Problem
Output only the span of lines that begins at the line containing "Convert this document image to plain text." and ends at the last line of the data, both included, exactly as they appear.

─── Working data

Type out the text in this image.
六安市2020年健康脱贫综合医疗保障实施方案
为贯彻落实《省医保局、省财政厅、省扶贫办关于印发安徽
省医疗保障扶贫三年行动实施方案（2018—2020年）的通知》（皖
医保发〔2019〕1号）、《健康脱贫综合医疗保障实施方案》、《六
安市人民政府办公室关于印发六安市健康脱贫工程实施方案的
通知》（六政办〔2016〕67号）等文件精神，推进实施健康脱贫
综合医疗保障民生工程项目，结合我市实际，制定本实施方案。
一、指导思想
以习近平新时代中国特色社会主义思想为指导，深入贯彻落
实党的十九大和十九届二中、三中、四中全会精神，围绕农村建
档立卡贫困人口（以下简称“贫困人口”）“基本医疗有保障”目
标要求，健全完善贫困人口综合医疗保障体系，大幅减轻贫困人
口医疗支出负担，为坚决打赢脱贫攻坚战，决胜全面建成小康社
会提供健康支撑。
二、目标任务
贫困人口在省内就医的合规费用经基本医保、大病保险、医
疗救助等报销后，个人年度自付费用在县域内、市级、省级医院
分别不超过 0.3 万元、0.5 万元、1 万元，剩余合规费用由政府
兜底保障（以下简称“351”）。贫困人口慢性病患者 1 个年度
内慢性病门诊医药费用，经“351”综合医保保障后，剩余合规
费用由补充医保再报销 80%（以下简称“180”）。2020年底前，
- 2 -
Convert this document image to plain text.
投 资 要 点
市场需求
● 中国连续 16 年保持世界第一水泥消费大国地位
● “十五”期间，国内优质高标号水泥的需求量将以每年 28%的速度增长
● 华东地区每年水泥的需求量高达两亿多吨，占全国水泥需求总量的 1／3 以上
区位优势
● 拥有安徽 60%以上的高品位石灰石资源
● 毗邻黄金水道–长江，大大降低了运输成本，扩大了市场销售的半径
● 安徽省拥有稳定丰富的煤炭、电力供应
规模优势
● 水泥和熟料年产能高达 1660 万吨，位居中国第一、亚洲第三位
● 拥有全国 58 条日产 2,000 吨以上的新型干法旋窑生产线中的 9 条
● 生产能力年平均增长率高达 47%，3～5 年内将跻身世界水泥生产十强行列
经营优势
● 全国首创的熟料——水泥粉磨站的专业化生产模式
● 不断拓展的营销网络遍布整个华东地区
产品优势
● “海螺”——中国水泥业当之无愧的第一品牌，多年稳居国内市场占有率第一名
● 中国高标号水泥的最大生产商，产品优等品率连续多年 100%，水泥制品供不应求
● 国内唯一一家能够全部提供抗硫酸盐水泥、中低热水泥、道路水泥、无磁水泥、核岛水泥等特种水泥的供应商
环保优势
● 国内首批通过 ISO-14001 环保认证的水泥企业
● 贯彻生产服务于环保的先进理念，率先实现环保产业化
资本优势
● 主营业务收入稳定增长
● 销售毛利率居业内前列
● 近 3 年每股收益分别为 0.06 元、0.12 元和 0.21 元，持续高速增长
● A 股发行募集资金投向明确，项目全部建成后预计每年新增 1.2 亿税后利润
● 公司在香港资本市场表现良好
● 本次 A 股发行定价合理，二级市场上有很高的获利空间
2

──────

In response
Convert this document image to plain text.
投 资 要 点
市场需求
● 中国连续 16 年保持世界第一水泥消费大国地位
● “十五”期间，国内优质高标号水泥的需求量将以每年 28%的速度增长
● 华东地区每年水泥的需求量高达两亿多吨，占全国水泥需求总量的 1／3 以上
区位优势
● 拥有安徽 60%以上的高品位石灰石资源
● 毗邻黄金水道–长江，大大降低了运输成本，扩大了市场销售的半径
● 安徽省拥有稳定丰富的煤炭、电力供应
规模优势
● 水泥和熟料年产能高达 1660 万吨，位居中国第一、亚洲第三位
● 拥有全国 58 条日产 2,000 吨以上的新型干法旋窑生产线中的 9 条
● 生产能力年平均增长率高达 47%，3～5 年内将跻身世界水泥生产十强行列
经营优势
● 全国首创的熟料——水泥粉磨站的专业化生产模式
● 不断拓展的营销网络遍布整个华东地区
产品优势
● “海螺”——中国水泥业当之无愧的第一品牌，多年稳居国内市场占有率第一名
● 中国高标号水泥的最大生产商，产品优等品率连续多年 100%，水泥制品供不应求
● 国内唯一一家能够全部提供抗硫酸盐水泥、中低热水泥、道路水泥、无磁水泥、核岛水泥等特种水泥的供应商
环保优势
● 国内首批通过 ISO-14001 环保认证的水泥企业
● 贯彻生产服务于环保的先进理念，率先实现环保产业化
资本优势
● 主营业务收入稳定增长
● 销售毛利率居业内前列
● 近 3 年每股收益分别为 0.06 元、0.12 元和 0.21 元，持续高速增长
● A 股发行募集资金投向明确，项目全部建成后预计每年新增 1.2 亿税后利润
● 公司在香港资本市场表现良好
● 本次 A 股发行定价合理，二级市场上有很高的获利空间
2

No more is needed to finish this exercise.